BEGIN Given entries

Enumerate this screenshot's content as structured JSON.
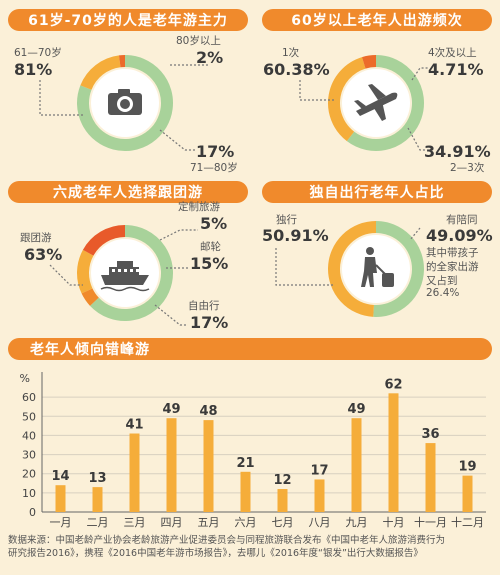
{
  "panels": {
    "age": {
      "title": "61岁-70岁的人是老年游主力",
      "a_name": "61—70岁",
      "a_val": "81%",
      "b_name": "80岁以上",
      "b_val": "2%",
      "c_val": "17%",
      "c_name": "71—80岁",
      "values": [
        81,
        17,
        2
      ],
      "colors": [
        "#a8d29a",
        "#f5ad3a",
        "#ec6b2a"
      ],
      "icon": "camera-icon"
    },
    "freq": {
      "title": "60岁以上老年人出游频次",
      "a_name": "1次",
      "a_val": "60.38%",
      "b_name": "4次及以上",
      "b_val": "4.71%",
      "c_val": "34.91%",
      "c_name": "2—3次",
      "values": [
        60.38,
        34.91,
        4.71
      ],
      "colors": [
        "#a8d29a",
        "#f5ad3a",
        "#ec6b2a"
      ],
      "icon": "airplane-icon"
    },
    "tour": {
      "title": "六成老年人选择跟团游",
      "a_name": "跟团游",
      "a_val": "63%",
      "b_name": "定制旅游",
      "b_val": "5%",
      "c_name": "邮轮",
      "c_val": "15%",
      "d_name": "自由行",
      "d_val": "17%",
      "values": [
        63,
        5,
        15,
        17
      ],
      "colors": [
        "#a8d29a",
        "#f08a2c",
        "#f5ad3a",
        "#e85a2a"
      ],
      "icon": "cruise-ship-icon"
    },
    "solo": {
      "title": "独自出行老年人占比",
      "a_name": "独行",
      "a_val": "50.91%",
      "b_name": "有陪同",
      "b_val": "49.09%",
      "note_1": "其中带孩子",
      "note_2": "的全家出游",
      "note_3": "又占到",
      "note_4": "26.4%",
      "values": [
        50.91,
        49.09
      ],
      "colors": [
        "#a8d29a",
        "#f5ad3a"
      ],
      "icon": "traveler-luggage-icon"
    }
  },
  "chart_title": "老年人倾向错峰游",
  "chart_data": {
    "type": "bar",
    "title": "老年人倾向错峰游",
    "ylabel": "%",
    "categories": [
      "一月",
      "二月",
      "三月",
      "四月",
      "五月",
      "六月",
      "七月",
      "八月",
      "九月",
      "十月",
      "十一月",
      "十二月"
    ],
    "values": [
      14,
      13,
      41,
      49,
      48,
      21,
      12,
      17,
      49,
      62,
      36,
      19
    ],
    "yticks": [
      0,
      10,
      20,
      30,
      40,
      50,
      60
    ],
    "ylim": [
      0,
      70
    ],
    "grid": true,
    "bar_color": "#f5ad3a"
  },
  "source_line1": "数据来源：中国老龄产业协会老龄旅游产业促进委员会与同程旅游联合发布《中国中老年人旅游消费行为",
  "source_line2": "研究报告2016》，携程《2016中国老年游市场报告》，去哪儿《2016年度“银发”出行大数据报告》"
}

END Given entries

* Written request
Leave out the pictures and copy the rest of the material above exactly.

* Response
Enumerate this screenshot's content as structured JSON.
{
  "panels": {
    "age": {
      "title": "61岁-70岁的人是老年游主力",
      "a_name": "61—70岁",
      "a_val": "81%",
      "b_name": "80岁以上",
      "b_val": "2%",
      "c_val": "17%",
      "c_name": "71—80岁",
      "values": [
        81,
        17,
        2
      ],
      "colors": [
        "#a8d29a",
        "#f5ad3a",
        "#ec6b2a"
      ],
      "icon": "camera-icon"
    },
    "freq": {
      "title": "60岁以上老年人出游频次",
      "a_name": "1次",
      "a_val": "60.38%",
      "b_name": "4次及以上",
      "b_val": "4.71%",
      "c_val": "34.91%",
      "c_name": "2—3次",
      "values": [
        60.38,
        34.91,
        4.71
      ],
      "colors": [
        "#a8d29a",
        "#f5ad3a",
        "#ec6b2a"
      ],
      "icon": "airplane-icon"
    },
    "tour": {
      "title": "六成老年人选择跟团游",
      "a_name": "跟团游",
      "a_val": "63%",
      "b_name": "定制旅游",
      "b_val": "5%",
      "c_name": "邮轮",
      "c_val": "15%",
      "d_name": "自由行",
      "d_val": "17%",
      "values": [
        63,
        5,
        15,
        17
      ],
      "colors": [
        "#a8d29a",
        "#f08a2c",
        "#f5ad3a",
        "#e85a2a"
      ],
      "icon": "cruise-ship-icon"
    },
    "solo": {
      "title": "独自出行老年人占比",
      "a_name": "独行",
      "a_val": "50.91%",
      "b_name": "有陪同",
      "b_val": "49.09%",
      "note_1": "其中带孩子",
      "note_2": "的全家出游",
      "note_3": "又占到",
      "note_4": "26.4%",
      "values": [
        50.91,
        49.09
      ],
      "colors": [
        "#a8d29a",
        "#f5ad3a"
      ],
      "icon": "traveler-luggage-icon"
    }
  },
  "chart_title": "老年人倾向错峰游",
  "chart_data": {
    "type": "bar",
    "title": "老年人倾向错峰游",
    "ylabel": "%",
    "categories": [
      "一月",
      "二月",
      "三月",
      "四月",
      "五月",
      "六月",
      "七月",
      "八月",
      "九月",
      "十月",
      "十一月",
      "十二月"
    ],
    "values": [
      14,
      13,
      41,
      49,
      48,
      21,
      12,
      17,
      49,
      62,
      36,
      19
    ],
    "yticks": [
      0,
      10,
      20,
      30,
      40,
      50,
      60
    ],
    "ylim": [
      0,
      70
    ],
    "grid": true,
    "bar_color": "#f5ad3a"
  },
  "source_line1": "数据来源：中国老龄产业协会老龄旅游产业促进委员会与同程旅游联合发布《中国中老年人旅游消费行为",
  "source_line2": "研究报告2016》，携程《2016中国老年游市场报告》，去哪儿《2016年度“银发”出行大数据报告》"
}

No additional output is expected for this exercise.